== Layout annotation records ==
# # #

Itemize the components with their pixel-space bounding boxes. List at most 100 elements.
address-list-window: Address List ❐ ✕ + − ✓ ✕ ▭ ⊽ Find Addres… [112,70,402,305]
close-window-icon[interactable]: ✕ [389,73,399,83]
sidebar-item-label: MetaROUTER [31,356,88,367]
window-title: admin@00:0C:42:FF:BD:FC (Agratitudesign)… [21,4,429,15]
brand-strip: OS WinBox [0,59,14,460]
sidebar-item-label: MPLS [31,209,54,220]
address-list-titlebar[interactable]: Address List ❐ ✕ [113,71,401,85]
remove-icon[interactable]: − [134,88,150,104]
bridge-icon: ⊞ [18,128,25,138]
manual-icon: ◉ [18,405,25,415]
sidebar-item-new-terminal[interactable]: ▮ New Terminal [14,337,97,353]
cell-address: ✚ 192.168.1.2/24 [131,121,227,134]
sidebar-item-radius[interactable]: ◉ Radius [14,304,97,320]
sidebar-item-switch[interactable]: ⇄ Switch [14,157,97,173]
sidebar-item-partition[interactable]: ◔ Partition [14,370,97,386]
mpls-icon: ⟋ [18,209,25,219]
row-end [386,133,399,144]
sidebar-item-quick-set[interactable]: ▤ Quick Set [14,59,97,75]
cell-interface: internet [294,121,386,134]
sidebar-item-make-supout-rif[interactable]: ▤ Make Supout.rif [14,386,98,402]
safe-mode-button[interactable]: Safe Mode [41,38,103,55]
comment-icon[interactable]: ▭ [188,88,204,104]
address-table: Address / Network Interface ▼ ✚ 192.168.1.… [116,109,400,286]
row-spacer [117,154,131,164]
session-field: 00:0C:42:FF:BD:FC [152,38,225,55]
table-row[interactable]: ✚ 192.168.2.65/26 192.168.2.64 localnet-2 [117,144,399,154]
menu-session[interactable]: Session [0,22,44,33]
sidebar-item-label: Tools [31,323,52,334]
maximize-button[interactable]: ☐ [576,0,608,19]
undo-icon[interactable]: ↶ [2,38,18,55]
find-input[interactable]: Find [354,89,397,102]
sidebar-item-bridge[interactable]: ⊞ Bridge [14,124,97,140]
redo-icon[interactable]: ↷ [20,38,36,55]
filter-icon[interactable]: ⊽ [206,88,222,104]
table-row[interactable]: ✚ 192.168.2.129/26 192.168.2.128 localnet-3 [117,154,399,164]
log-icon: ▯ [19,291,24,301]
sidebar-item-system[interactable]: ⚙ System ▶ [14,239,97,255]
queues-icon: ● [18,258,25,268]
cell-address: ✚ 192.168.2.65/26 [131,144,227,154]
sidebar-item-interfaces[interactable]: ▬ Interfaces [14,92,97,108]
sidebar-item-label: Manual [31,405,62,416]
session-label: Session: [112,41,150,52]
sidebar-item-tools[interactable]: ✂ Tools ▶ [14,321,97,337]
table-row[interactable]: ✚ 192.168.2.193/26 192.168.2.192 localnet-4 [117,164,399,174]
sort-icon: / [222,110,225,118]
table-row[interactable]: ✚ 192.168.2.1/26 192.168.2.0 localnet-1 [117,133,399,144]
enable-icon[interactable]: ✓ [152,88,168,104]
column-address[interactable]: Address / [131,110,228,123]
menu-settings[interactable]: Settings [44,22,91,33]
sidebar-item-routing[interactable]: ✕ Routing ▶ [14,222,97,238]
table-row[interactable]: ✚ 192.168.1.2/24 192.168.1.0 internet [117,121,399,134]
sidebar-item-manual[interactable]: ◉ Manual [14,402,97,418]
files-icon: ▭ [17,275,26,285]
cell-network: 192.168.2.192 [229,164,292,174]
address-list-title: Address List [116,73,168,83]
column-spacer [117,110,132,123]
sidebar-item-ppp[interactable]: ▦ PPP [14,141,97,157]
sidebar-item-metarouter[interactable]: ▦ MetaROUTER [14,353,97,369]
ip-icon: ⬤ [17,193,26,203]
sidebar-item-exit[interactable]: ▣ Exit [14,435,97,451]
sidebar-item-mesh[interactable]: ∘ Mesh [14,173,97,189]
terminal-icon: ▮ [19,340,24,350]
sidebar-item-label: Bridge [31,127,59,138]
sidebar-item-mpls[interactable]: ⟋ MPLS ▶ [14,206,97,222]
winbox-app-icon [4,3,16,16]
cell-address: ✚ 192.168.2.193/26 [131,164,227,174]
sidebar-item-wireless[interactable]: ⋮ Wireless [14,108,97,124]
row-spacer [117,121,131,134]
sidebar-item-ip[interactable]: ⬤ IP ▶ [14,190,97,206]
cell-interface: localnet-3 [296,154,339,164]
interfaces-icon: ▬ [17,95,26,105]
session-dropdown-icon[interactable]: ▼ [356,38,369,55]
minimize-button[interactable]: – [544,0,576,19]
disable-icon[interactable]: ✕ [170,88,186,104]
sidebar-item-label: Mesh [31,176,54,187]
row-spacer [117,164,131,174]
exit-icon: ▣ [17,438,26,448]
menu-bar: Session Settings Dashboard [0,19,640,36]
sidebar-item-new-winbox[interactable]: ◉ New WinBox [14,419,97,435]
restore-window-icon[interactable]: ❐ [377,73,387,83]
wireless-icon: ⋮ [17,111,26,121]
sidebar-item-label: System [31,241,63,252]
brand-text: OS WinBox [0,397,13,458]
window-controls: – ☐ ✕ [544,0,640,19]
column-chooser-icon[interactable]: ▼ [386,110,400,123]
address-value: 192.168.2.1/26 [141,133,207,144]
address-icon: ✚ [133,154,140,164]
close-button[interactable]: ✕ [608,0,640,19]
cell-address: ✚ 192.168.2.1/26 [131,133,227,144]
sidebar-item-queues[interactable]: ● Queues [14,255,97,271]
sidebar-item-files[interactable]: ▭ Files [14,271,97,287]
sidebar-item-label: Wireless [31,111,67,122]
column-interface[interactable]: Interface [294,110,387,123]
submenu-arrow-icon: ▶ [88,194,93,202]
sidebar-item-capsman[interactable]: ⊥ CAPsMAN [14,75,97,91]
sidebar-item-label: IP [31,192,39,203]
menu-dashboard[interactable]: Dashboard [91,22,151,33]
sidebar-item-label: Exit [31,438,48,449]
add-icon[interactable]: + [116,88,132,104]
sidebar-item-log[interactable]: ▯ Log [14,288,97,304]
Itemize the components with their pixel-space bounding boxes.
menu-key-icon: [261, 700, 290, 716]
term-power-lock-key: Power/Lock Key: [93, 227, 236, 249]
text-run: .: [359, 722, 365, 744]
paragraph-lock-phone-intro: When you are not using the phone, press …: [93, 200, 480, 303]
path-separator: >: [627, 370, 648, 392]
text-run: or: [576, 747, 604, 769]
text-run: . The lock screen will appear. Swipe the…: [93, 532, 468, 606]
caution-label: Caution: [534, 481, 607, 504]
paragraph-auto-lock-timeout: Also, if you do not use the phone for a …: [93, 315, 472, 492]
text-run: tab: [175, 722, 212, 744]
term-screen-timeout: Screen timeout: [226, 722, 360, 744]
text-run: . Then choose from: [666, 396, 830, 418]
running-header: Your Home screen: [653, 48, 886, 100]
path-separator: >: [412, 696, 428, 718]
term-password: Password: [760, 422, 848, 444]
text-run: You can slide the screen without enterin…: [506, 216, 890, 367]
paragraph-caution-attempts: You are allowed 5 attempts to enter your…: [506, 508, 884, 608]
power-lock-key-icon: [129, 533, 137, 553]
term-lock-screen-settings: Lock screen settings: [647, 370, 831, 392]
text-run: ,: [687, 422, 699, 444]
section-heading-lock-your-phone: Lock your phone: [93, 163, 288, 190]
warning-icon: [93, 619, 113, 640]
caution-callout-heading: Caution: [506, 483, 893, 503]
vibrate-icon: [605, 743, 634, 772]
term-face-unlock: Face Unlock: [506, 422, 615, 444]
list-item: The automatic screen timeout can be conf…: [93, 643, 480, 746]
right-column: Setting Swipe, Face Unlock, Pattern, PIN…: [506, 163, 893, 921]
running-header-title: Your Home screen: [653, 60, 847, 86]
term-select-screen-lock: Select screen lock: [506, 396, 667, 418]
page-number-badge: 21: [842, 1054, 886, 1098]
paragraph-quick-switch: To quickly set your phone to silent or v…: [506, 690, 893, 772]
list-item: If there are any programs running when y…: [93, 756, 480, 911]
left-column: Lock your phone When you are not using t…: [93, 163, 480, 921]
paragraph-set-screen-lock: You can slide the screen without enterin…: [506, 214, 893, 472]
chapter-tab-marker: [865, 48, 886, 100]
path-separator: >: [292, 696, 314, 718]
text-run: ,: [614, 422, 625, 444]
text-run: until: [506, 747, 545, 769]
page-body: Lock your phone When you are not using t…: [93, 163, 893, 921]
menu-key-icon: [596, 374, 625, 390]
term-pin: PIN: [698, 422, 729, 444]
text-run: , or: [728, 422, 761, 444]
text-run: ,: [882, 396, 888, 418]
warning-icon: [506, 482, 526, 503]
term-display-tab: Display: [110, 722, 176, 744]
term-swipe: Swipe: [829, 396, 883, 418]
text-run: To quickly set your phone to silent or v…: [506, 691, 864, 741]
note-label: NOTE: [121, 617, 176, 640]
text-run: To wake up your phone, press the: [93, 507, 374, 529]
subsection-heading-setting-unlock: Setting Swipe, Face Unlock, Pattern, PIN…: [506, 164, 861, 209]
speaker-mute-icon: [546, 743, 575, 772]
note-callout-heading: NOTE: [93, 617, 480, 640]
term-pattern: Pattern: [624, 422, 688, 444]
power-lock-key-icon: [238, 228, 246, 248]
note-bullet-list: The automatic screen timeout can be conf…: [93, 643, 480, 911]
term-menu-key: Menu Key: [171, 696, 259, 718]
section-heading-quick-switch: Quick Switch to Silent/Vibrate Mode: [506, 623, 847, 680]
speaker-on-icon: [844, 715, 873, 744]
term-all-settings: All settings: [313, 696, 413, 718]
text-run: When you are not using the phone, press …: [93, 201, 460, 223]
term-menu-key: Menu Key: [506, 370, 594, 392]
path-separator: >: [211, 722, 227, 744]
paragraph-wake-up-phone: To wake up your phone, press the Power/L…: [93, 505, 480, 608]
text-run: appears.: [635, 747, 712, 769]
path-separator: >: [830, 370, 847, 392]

# # #

How many lines in the entries above include the string "conf"? Give only the number.

2